EXERCISE DIRECTIONS: List each line of the data that holds the string "jksb", please.

### INFORMATION SHOWN ###

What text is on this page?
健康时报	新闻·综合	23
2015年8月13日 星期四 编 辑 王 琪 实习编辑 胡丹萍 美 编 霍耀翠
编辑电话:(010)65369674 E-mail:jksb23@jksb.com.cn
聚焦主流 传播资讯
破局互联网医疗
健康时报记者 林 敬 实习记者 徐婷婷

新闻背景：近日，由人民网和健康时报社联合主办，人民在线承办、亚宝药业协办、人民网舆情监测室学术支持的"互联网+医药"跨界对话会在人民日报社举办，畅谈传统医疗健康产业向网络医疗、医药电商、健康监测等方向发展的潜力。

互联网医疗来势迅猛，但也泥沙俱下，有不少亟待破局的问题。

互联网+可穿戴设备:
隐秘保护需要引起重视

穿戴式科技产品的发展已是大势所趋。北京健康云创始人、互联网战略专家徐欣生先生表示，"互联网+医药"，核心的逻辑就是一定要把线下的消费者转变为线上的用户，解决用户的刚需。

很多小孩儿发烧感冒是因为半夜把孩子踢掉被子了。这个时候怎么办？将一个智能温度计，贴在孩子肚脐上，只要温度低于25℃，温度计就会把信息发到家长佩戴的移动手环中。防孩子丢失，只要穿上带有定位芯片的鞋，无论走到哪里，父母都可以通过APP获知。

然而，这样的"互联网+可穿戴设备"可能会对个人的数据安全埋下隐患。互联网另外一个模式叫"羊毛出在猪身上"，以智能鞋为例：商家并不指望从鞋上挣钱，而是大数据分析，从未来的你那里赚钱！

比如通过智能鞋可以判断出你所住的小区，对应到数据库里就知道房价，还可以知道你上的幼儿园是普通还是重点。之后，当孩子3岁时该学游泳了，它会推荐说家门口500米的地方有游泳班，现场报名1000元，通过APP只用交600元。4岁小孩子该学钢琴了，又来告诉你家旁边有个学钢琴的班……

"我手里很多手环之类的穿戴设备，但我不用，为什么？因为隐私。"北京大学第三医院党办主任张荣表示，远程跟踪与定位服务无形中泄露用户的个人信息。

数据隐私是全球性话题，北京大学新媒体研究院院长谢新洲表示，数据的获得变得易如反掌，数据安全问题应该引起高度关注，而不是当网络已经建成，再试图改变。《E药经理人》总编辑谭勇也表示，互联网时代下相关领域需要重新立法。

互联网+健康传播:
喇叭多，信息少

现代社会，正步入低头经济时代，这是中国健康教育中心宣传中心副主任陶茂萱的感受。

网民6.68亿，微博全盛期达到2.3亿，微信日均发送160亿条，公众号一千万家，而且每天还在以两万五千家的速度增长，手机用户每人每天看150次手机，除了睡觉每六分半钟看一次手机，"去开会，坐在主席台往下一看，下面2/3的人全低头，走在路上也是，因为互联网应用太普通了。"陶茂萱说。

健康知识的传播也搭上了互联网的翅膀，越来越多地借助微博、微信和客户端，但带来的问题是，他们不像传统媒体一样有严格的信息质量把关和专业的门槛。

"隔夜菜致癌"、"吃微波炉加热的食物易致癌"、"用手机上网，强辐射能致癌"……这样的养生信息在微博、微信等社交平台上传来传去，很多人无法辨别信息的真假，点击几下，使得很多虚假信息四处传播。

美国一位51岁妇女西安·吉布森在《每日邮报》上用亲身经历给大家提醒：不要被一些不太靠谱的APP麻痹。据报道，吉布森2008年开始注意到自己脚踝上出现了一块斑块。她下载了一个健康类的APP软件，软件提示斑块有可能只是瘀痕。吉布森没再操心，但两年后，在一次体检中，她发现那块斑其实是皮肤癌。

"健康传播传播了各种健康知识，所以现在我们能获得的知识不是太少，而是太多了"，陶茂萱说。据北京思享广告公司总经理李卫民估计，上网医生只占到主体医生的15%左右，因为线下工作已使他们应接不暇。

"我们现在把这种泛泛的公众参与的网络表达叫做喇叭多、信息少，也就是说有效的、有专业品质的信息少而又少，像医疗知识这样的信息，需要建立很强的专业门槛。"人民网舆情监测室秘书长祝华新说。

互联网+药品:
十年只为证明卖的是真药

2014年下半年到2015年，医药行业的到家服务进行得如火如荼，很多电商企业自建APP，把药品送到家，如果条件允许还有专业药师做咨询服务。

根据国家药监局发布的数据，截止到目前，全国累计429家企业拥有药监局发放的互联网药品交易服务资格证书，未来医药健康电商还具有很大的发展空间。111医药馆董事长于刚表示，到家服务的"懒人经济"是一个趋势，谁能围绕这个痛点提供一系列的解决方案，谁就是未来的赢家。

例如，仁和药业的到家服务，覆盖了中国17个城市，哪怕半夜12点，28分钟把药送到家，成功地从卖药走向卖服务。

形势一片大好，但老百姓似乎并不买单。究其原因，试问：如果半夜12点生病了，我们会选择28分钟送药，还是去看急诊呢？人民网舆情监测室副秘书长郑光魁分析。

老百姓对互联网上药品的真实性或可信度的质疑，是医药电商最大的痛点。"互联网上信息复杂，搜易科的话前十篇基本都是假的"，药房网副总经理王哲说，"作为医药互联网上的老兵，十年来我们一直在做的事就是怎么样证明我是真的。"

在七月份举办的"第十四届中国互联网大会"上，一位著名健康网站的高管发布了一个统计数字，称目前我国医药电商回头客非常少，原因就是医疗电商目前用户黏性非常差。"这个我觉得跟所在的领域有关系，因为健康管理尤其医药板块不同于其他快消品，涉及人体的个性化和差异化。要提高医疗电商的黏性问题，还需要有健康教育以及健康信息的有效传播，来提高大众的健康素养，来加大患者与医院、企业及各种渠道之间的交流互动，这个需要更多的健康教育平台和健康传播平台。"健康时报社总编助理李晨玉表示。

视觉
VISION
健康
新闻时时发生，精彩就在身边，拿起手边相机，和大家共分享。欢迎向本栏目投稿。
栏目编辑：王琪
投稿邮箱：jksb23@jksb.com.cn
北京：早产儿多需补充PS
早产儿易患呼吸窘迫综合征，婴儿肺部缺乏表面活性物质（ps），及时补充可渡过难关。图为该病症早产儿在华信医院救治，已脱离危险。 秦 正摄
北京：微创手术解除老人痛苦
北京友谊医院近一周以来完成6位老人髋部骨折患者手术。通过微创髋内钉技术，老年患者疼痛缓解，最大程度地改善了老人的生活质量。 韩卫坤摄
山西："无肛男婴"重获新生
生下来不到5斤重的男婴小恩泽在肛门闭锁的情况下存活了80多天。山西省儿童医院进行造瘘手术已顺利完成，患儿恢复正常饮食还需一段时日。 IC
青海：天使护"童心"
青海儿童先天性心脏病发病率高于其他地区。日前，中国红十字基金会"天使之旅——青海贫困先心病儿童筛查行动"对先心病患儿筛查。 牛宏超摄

###

THE SOLUTION:
编辑电话:(010)65369674 E-mail:jksb23@jksb.com.cn
投稿邮箱：jksb23@jksb.com.cn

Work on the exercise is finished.